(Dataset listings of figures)

□ □ □ □ □ □ □

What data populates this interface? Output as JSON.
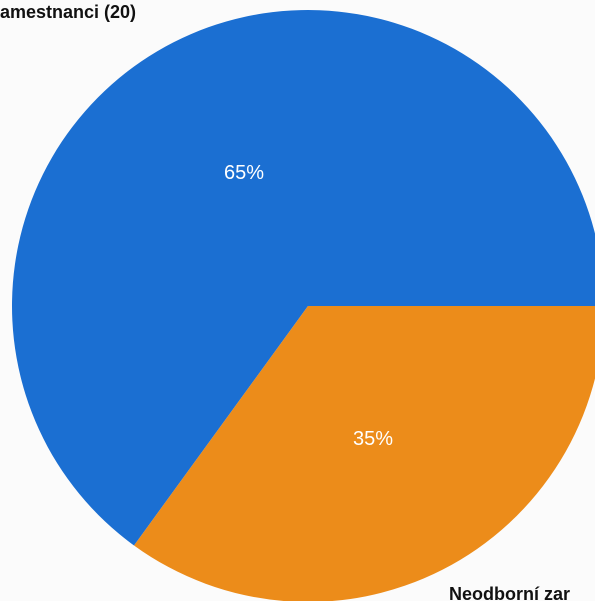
{
  "chart_data": {
    "type": "pie",
    "categories": [
      "amestnanci (20)",
      "Neodborní zar"
    ],
    "values": [
      65,
      35
    ],
    "data_labels": [
      "65%",
      "35%"
    ],
    "colors": [
      "#1b6fd2",
      "#ec8c1a"
    ],
    "legend": "none",
    "title": ""
  }
}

□ □ □ □ □ □ □

Set each line of the records down exactly, leaving every picture out.

What data populates this interface? Output as JSON.
{
  "chart_data": {
    "type": "pie",
    "categories": [
      "amestnanci (20)",
      "Neodborní zar"
    ],
    "values": [
      65,
      35
    ],
    "data_labels": [
      "65%",
      "35%"
    ],
    "colors": [
      "#1b6fd2",
      "#ec8c1a"
    ],
    "legend": "none",
    "title": ""
  }
}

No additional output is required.